THE TASK »
Copy out each line exactly; pictures stay out of the copy.

SOURCE RECORDS »

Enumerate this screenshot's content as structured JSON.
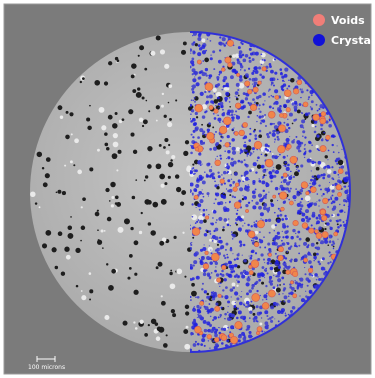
{
  "legend": {
    "items": [
      {
        "label": "Voids"
      },
      {
        "label": "Crystal"
      }
    ]
  },
  "scale_bar": {
    "label": "100 microns"
  }
}
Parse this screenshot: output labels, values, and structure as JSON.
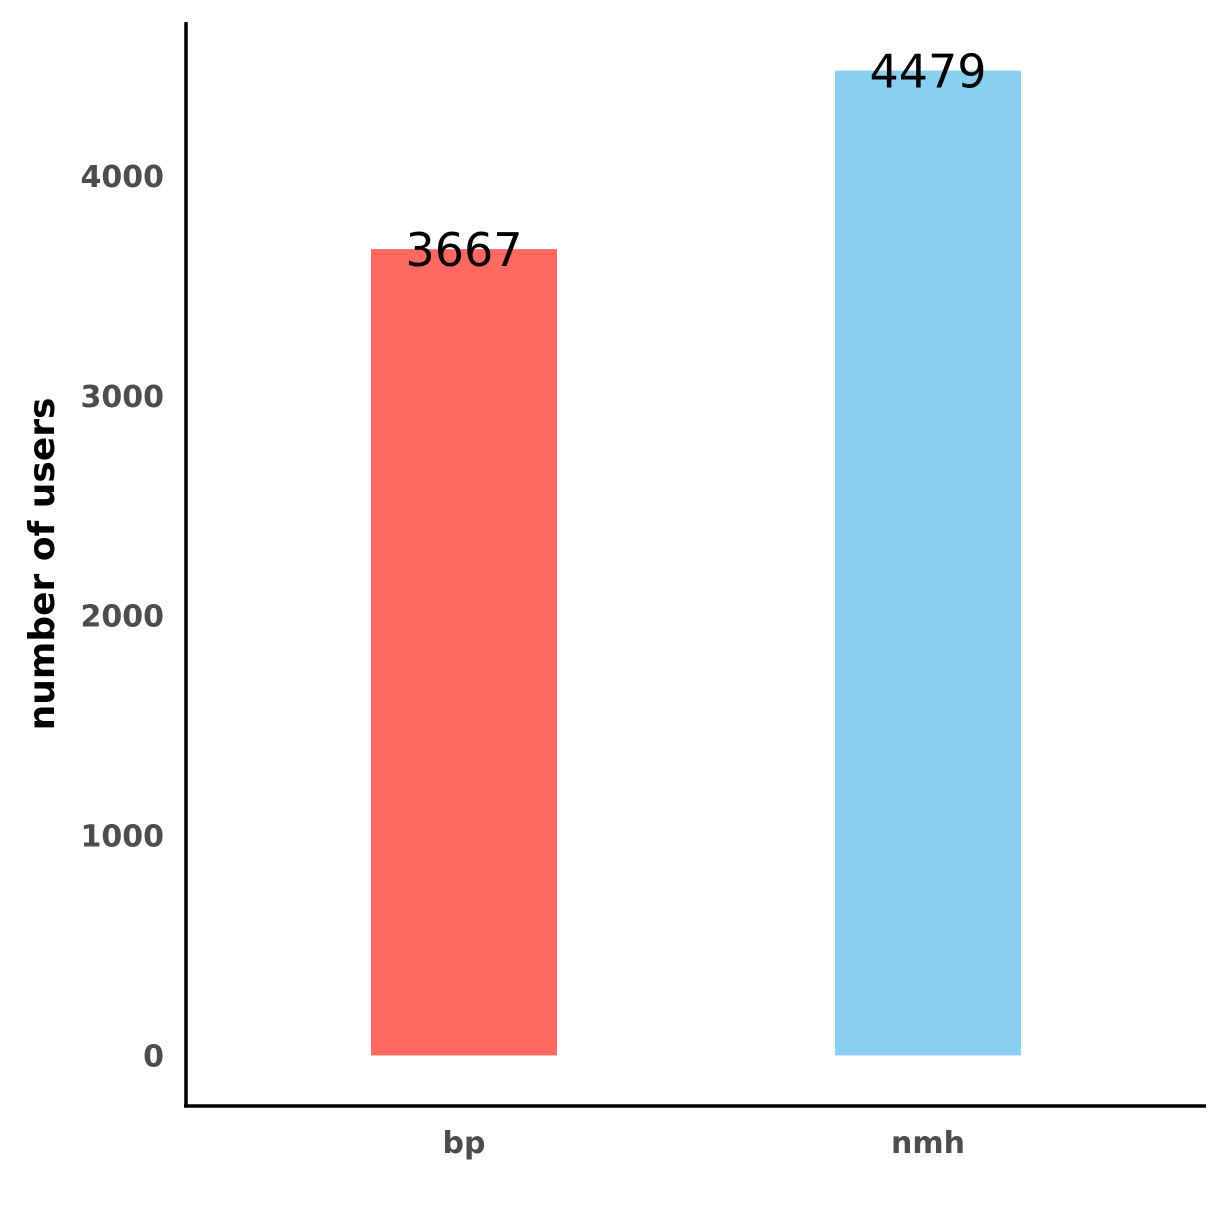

SOLUTION FOR THIS TASK »
Enumerate this screenshot's content as structured JSON.
{
  "legend": {
    "items": [
      {
        "label": "Voids"
      },
      {
        "label": "Crystal"
      }
    ]
  },
  "scale_bar": {
    "label": "100 microns"
  }
}
Parse this screenshot: output labels, values, and structure as JSON.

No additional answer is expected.